-- Begin RECORD LIST --

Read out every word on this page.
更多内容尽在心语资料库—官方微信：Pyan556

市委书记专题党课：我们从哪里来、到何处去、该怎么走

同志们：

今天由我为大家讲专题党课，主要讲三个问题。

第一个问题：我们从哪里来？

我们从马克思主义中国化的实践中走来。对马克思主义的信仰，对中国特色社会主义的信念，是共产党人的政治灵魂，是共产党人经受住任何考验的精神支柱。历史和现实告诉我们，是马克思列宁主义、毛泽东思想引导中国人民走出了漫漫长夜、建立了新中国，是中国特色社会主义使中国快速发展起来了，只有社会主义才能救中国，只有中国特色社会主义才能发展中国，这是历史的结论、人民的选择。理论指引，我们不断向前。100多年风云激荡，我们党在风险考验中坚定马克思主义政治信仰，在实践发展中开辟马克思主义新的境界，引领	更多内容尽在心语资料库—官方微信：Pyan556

-- End RECORD LIST --

Provide an exact reproduction of all the entries shown above.

FINAL RESULT:
Read out every word on this page.
更多内容尽在心语资料库—官方微信：Pyan556

市委书记专题党课：我们从哪里来、到何处去、该怎么走

同志们：

今天由我为大家讲专题党课，主要讲三个问题。

第一个问题：我们从哪里来？

我们从马克思主义中国化的实践中走来。对马克思主义的信仰，对中国特色社会主义的信念，是共产党人的政治灵魂，是共产党人经受住任何考验的精神支柱。历史和现实告诉我们，是马克思列宁主义、毛泽东思想引导中国人民走出了漫漫长夜、建立了新中国，是中国特色社会主义使中国快速发展起来了，只有社会主义才能救中国，只有中国特色社会主义才能发展中国，这是历史的结论、人民的选择。理论指引，我们不断向前。100多年风云激荡，我们党在风险考验中坚定马克思主义政治信仰，在实践发展中开辟马克思主义新的境界，引领	更多内容尽在心语资料库—官方微信：Pyan556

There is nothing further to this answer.